_WHAT IS REQUIRED:_ Below are entries; copy exactly, and only, the lines from the one containing "What text is on this page?" through their final line, leaving out pictures.

(Lines of data)
----------

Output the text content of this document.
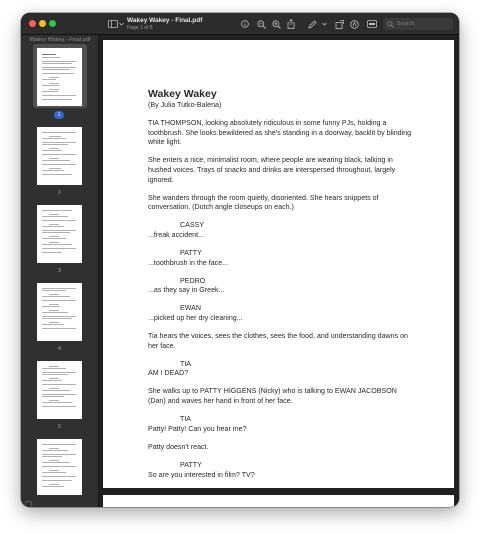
Wakey Wakey - Final.pdf
Page 1 of 8
Search
Wakey Wakey - Final.pdf
1
2
3
4
5
Wakey Wakey
(By Julia Tutko-Balena)
TIA THOMPSON, looking absolutely ridiculous in some funny PJs, holding a toothbrush. She looks bewildered as she's standing in a doorway, backlit by blinding white light.
She enters a nice, minimalist room, where people are wearing black, talking in hushed voices. Trays of snacks and drinks are interspersed throughout, largely ignored.
She wanders through the room quietly, disoriented. She hears snippets of conversation. (Dutch angle closeups on each.)
CASSY
...freak accident...
PATTY
...toothbrush in the face...
PEDRO
...as they say in Greek...
EWAN
...picked up her dry cleaning...
Tia hears the voices, sees the clothes, sees the food, and understanding dawns on her face.
TIA
AM I DEAD?
She walks up to PATTY HIGGENS (Nicky) who is talking to EWAN JACOBSON (Dan) and waves her hand in front of her face.
TIA
Patty! Patty! Can you hear me?
Patty doesn't react.
PATTY
So are you interested in film? TV?
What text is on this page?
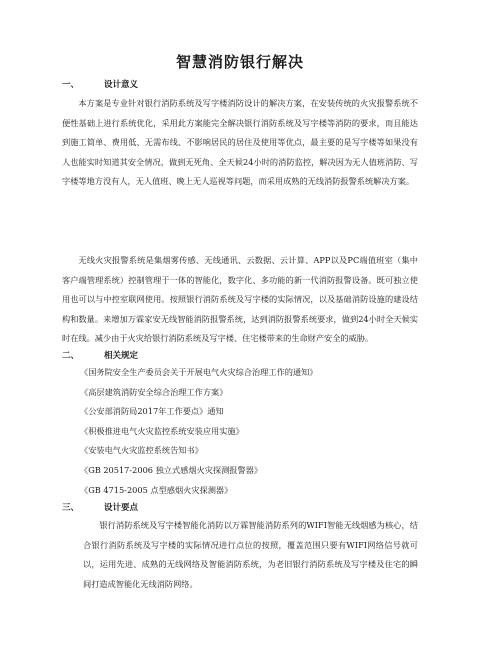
智慧消防银行解决
一、	设计意义
本方案是专业针对银行消防系统及写字楼消防设计的解决方案，在安装传统的火灾报警系统不便性基础上进行系统优化，采用此方案能完全解决银行消防系统及写字楼等消防的要求，而且能达到施工简单、费用低、无需布线、不影响居民的居住及使用等优点，最主要的是写字楼等如果没有人也能实时知道其安全情况，做到无死角、全天候24小时的消防监控，解决因为无人值班消防、写字楼等地方没有人，无人值班、晚上无人巡视等问题，而采用成熟的无线消防报警系统解决方案。
无线火灾报警系统是集烟雾传感、无线通讯、云数据、云计算、APP以及PC端值班室（集中客户端管理系统）控制管理于一体的智能化，数字化、多功能的新一代消防报警设备。既可独立使用也可以与中控室联网使用。按照银行消防系统及写字楼的实际情况，以及基础消防设施的建设结构和数量。来增加万霖家安无线智能消防报警系统，达到消防报警系统要求，做到24小时全天候实时在线。减少由于火灾给银行消防系统及写字楼、住宅楼带来的生命财产安全的威胁。
二、	相关规定
《国务院安全生产委员会关于开展电气火灾综合治理工作的通知》
《高层建筑消防安全综合治理工作方案》
《公安部消防局2017年工作要点》通知
《积极推进电气火灾监控系统安装应用实施》
《安装电气火灾监控系统告知书》
《GB 20517-2006 独立式感烟火灾探测报警器》
《GB 4715-2005 点型感烟火灾探测器》
三、	设计要点
银行消防系统及写字楼智能化消防以万霖智能消防系列的WIFI智能无线烟感为核心，结合银行消防系统及写字楼的实际情况进行点位的按照，覆盖范围只要有WIFI网络信号就可以，运用先进、成熟的无线网络及智能消防系统，为老旧银行消防系统及写字楼及住宅的瞬间打造成智能化无线消防网络。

----------

_EXPECTED ANSWER:_
What text is on this page?
智慧消防银行解决
一、	设计意义
本方案是专业针对银行消防系统及写字楼消防设计的解决方案，在安装传统的火灾报警系统不便性基础上进行系统优化，采用此方案能完全解决银行消防系统及写字楼等消防的要求，而且能达到施工简单、费用低、无需布线、不影响居民的居住及使用等优点，最主要的是写字楼等如果没有人也能实时知道其安全情况，做到无死角、全天候24小时的消防监控，解决因为无人值班消防、写字楼等地方没有人，无人值班、晚上无人巡视等问题，而采用成熟的无线消防报警系统解决方案。
无线火灾报警系统是集烟雾传感、无线通讯、云数据、云计算、APP以及PC端值班室（集中客户端管理系统）控制管理于一体的智能化，数字化、多功能的新一代消防报警设备。既可独立使用也可以与中控室联网使用。按照银行消防系统及写字楼的实际情况，以及基础消防设施的建设结构和数量。来增加万霖家安无线智能消防报警系统，达到消防报警系统要求，做到24小时全天候实时在线。减少由于火灾给银行消防系统及写字楼、住宅楼带来的生命财产安全的威胁。
二、	相关规定
《国务院安全生产委员会关于开展电气火灾综合治理工作的通知》
《高层建筑消防安全综合治理工作方案》
《公安部消防局2017年工作要点》通知
《积极推进电气火灾监控系统安装应用实施》
《安装电气火灾监控系统告知书》
《GB 20517-2006 独立式感烟火灾探测报警器》
《GB 4715-2005 点型感烟火灾探测器》
三、	设计要点
银行消防系统及写字楼智能化消防以万霖智能消防系列的WIFI智能无线烟感为核心，结合银行消防系统及写字楼的实际情况进行点位的按照，覆盖范围只要有WIFI网络信号就可以，运用先进、成熟的无线网络及智能消防系统，为老旧银行消防系统及写字楼及住宅的瞬间打造成智能化无线消防网络。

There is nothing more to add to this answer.